__EXERCISE GOAL__. Pull every line holding the string "your" from the records below.

[Stored dataset items]
━━━━━━━━━━━━━━━━━━━━━━━━━━━━━━

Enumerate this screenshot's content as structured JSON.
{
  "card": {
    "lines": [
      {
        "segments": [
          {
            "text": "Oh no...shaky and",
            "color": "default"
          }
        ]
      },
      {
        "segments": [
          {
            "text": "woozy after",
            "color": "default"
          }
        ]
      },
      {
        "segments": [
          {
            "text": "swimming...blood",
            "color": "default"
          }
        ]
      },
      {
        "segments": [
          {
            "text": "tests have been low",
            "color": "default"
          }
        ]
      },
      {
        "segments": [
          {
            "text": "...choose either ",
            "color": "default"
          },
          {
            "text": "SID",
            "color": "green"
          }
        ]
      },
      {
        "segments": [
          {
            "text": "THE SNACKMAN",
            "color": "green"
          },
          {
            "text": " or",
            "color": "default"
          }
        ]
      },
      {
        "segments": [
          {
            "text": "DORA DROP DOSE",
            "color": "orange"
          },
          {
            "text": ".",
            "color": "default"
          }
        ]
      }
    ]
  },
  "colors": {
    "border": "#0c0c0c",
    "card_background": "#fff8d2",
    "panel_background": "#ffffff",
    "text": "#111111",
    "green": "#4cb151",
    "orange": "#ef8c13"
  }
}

━━━━━━━━━━━━━━━━━━━━━━━━━━━━━━

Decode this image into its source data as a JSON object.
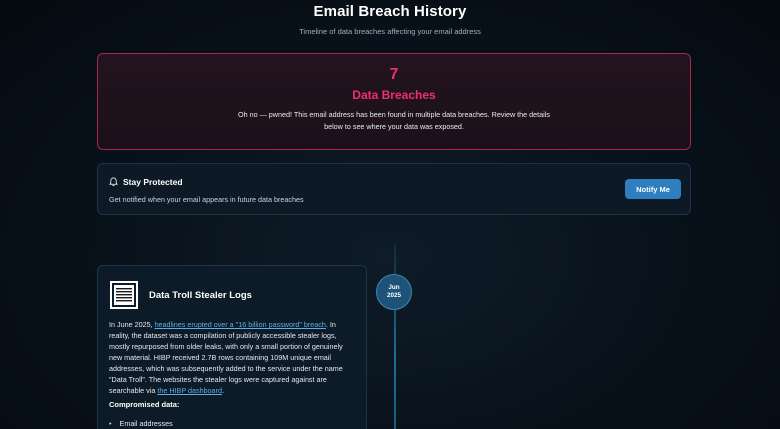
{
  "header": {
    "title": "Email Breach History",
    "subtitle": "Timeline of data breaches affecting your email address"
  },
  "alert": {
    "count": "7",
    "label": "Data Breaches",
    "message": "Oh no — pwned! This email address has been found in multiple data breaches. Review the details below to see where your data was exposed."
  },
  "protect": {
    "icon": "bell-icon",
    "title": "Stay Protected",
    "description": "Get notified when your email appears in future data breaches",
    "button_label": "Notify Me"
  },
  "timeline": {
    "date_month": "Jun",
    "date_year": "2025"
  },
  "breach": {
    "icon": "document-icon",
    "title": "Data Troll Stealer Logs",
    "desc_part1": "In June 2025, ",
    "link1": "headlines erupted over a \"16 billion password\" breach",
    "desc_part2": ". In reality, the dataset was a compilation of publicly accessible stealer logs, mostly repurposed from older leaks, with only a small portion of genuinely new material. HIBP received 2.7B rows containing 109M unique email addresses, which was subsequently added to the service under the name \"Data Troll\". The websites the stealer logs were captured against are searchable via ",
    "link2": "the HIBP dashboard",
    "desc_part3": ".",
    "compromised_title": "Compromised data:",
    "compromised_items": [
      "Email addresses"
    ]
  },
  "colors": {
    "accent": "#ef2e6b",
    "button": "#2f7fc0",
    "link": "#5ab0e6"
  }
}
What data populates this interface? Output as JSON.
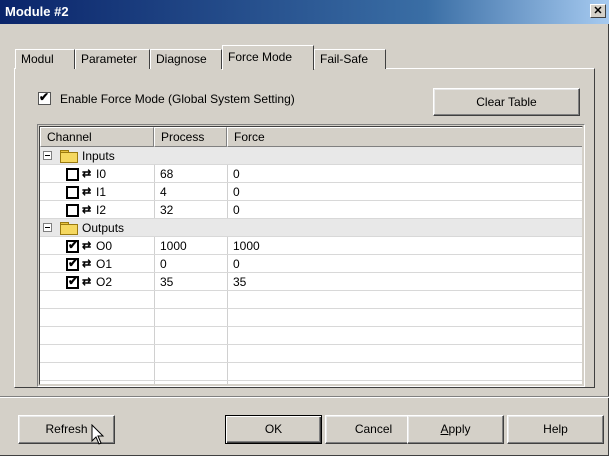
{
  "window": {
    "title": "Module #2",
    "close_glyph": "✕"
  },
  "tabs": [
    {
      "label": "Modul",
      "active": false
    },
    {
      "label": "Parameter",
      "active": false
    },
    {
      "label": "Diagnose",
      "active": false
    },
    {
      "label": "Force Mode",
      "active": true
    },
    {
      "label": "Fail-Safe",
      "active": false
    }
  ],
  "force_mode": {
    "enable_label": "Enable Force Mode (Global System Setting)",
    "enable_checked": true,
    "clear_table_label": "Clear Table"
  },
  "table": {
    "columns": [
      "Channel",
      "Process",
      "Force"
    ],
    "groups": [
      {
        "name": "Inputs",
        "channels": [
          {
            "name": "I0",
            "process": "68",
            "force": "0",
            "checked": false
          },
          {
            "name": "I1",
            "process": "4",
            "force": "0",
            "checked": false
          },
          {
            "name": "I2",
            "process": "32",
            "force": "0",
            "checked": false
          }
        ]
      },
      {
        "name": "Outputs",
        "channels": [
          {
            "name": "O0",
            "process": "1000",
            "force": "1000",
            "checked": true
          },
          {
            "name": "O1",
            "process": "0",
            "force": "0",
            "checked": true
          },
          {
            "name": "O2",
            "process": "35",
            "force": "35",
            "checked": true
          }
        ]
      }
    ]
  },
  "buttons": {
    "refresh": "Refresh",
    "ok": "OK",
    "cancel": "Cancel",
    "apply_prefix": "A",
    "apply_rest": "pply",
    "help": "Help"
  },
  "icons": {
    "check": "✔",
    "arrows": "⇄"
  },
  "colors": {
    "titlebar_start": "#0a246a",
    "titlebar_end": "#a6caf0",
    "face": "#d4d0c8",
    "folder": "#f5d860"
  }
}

━━━━━━━━━━━━━━━━━━━━━━━━━━━━━━

__EXPECTED ANSWER__.
    "subtitle": "Timeline of data breaches affecting your email address"
    "message": "Oh no — pwned! This email address has been found in multiple data breaches. Review the details below to see where your data was exposed."
    "description": "Get notified when your email appears in future data breaches",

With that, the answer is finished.